**Your objective:** Return all entries word for word, but drop any images.
╔══
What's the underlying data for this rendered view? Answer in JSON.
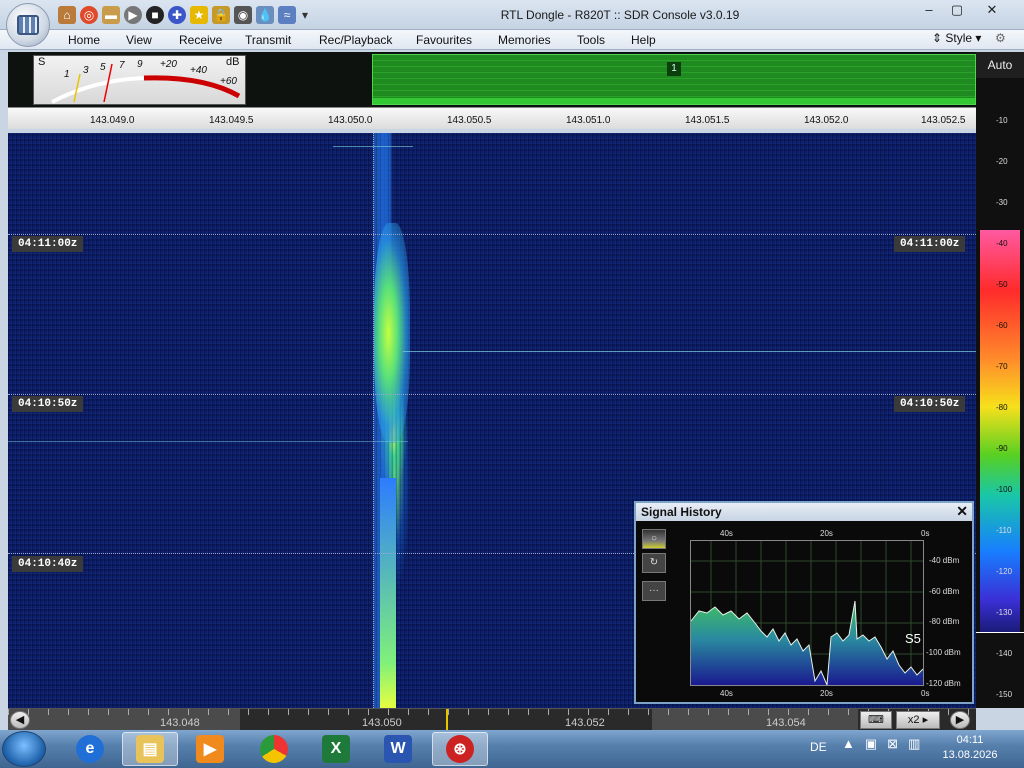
{
  "window": {
    "title": "RTL Dongle - R820T :: SDR Console v3.0.19",
    "controls": [
      "–",
      "▢",
      "✕"
    ]
  },
  "quick_access": [
    "home-icon",
    "lifebuoy-icon",
    "folder-icon",
    "play-icon",
    "stop-icon",
    "add-icon",
    "star-icon",
    "lock-icon",
    "camera-icon",
    "drop-icon",
    "radio-icon",
    "dropdown-icon"
  ],
  "menu": {
    "items": [
      "Home",
      "View",
      "Receive",
      "Transmit",
      "Rec/Playback",
      "Favourites",
      "Memories",
      "Tools",
      "Help"
    ],
    "style_label": "Style"
  },
  "smeter": {
    "s_label": "S",
    "db_label": "dB",
    "scale": [
      "1",
      "3",
      "5",
      "7",
      "9",
      "+20",
      "+40",
      "+60"
    ]
  },
  "spectrum": {
    "vfo_badge": "1"
  },
  "frequency_scale": {
    "ticks": [
      "143.049.0",
      "143.049.5",
      "143.050.0",
      "143.050.5",
      "143.051.0",
      "143.051.5",
      "143.052.0",
      "143.052.5"
    ]
  },
  "waterfall": {
    "time_labels": [
      "04:11:00z",
      "04:10:50z",
      "04:10:40z"
    ]
  },
  "signal_history": {
    "title": "Signal History",
    "close": "✕",
    "time_axis": [
      "40s",
      "20s",
      "0s"
    ],
    "dbm_axis": [
      "-40 dBm",
      "-60 dBm",
      "-80 dBm",
      "-100 dBm",
      "-120 dBm"
    ],
    "s_reading": "S5",
    "buttons": [
      "○",
      "↻",
      "···"
    ]
  },
  "right_bar": {
    "auto_label": "Auto",
    "db_ticks": [
      "-10",
      "-20",
      "-30",
      "-40",
      "-50",
      "-60",
      "-70",
      "-80",
      "-90",
      "-100",
      "-110",
      "-120",
      "-130",
      "-140",
      "-150"
    ]
  },
  "bottom_scale": {
    "ticks": [
      "143.048",
      "143.050",
      "143.052",
      "143.054"
    ],
    "zoom_label": "x2"
  },
  "taskbar": {
    "apps": [
      "internet-explorer-icon",
      "file-explorer-icon",
      "media-player-icon",
      "chrome-icon",
      "excel-icon",
      "word-icon",
      "sdr-console-icon"
    ],
    "language": "DE",
    "time": "04:11",
    "date": "13.08.2026"
  }
}
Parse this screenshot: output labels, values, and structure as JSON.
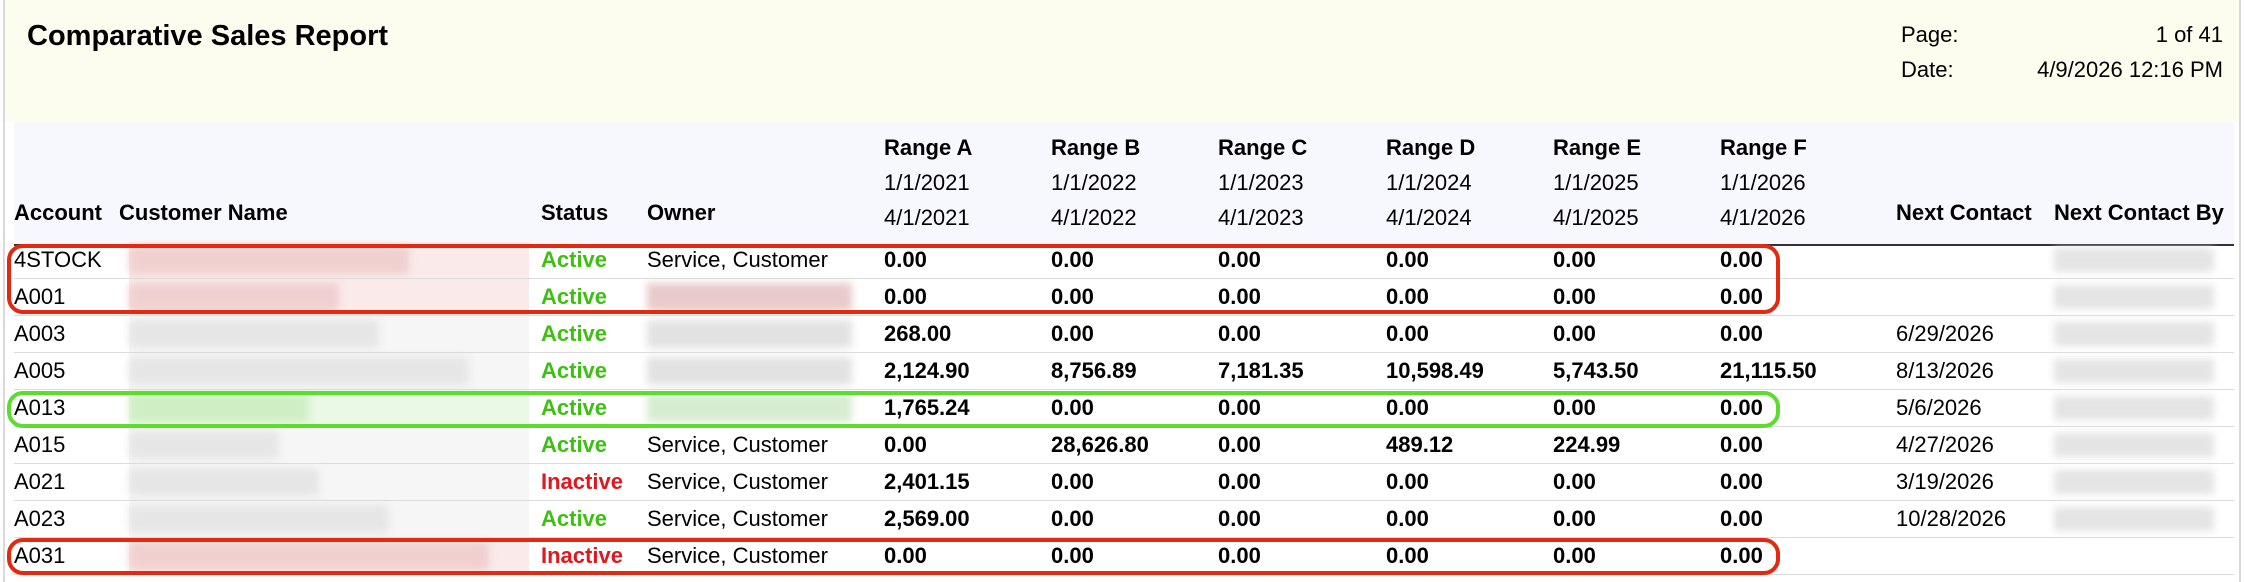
╚══
**Answer to the exercise:**
What's the underlying data for this rendered view? Answer in JSON.
{
  "window": {
    "title": "RTL Dongle - R820T :: SDR Console v3.0.19",
    "controls": [
      "–",
      "▢",
      "✕"
    ]
  },
  "quick_access": [
    "home-icon",
    "lifebuoy-icon",
    "folder-icon",
    "play-icon",
    "stop-icon",
    "add-icon",
    "star-icon",
    "lock-icon",
    "camera-icon",
    "drop-icon",
    "radio-icon",
    "dropdown-icon"
  ],
  "menu": {
    "items": [
      "Home",
      "View",
      "Receive",
      "Transmit",
      "Rec/Playback",
      "Favourites",
      "Memories",
      "Tools",
      "Help"
    ],
    "style_label": "Style"
  },
  "smeter": {
    "s_label": "S",
    "db_label": "dB",
    "scale": [
      "1",
      "3",
      "5",
      "7",
      "9",
      "+20",
      "+40",
      "+60"
    ]
  },
  "spectrum": {
    "vfo_badge": "1"
  },
  "frequency_scale": {
    "ticks": [
      "143.049.0",
      "143.049.5",
      "143.050.0",
      "143.050.5",
      "143.051.0",
      "143.051.5",
      "143.052.0",
      "143.052.5"
    ]
  },
  "waterfall": {
    "time_labels": [
      "04:11:00z",
      "04:10:50z",
      "04:10:40z"
    ]
  },
  "signal_history": {
    "title": "Signal History",
    "close": "✕",
    "time_axis": [
      "40s",
      "20s",
      "0s"
    ],
    "dbm_axis": [
      "-40 dBm",
      "-60 dBm",
      "-80 dBm",
      "-100 dBm",
      "-120 dBm"
    ],
    "s_reading": "S5",
    "buttons": [
      "○",
      "↻",
      "···"
    ]
  },
  "right_bar": {
    "auto_label": "Auto",
    "db_ticks": [
      "-10",
      "-20",
      "-30",
      "-40",
      "-50",
      "-60",
      "-70",
      "-80",
      "-90",
      "-100",
      "-110",
      "-120",
      "-130",
      "-140",
      "-150"
    ]
  },
  "bottom_scale": {
    "ticks": [
      "143.048",
      "143.050",
      "143.052",
      "143.054"
    ],
    "zoom_label": "x2"
  },
  "taskbar": {
    "apps": [
      "internet-explorer-icon",
      "file-explorer-icon",
      "media-player-icon",
      "chrome-icon",
      "excel-icon",
      "word-icon",
      "sdr-console-icon"
    ],
    "language": "DE",
    "time": "04:11",
    "date": "13.08.2026"
  }
}
Parse this screenshot: output labels, values, and structure as JSON.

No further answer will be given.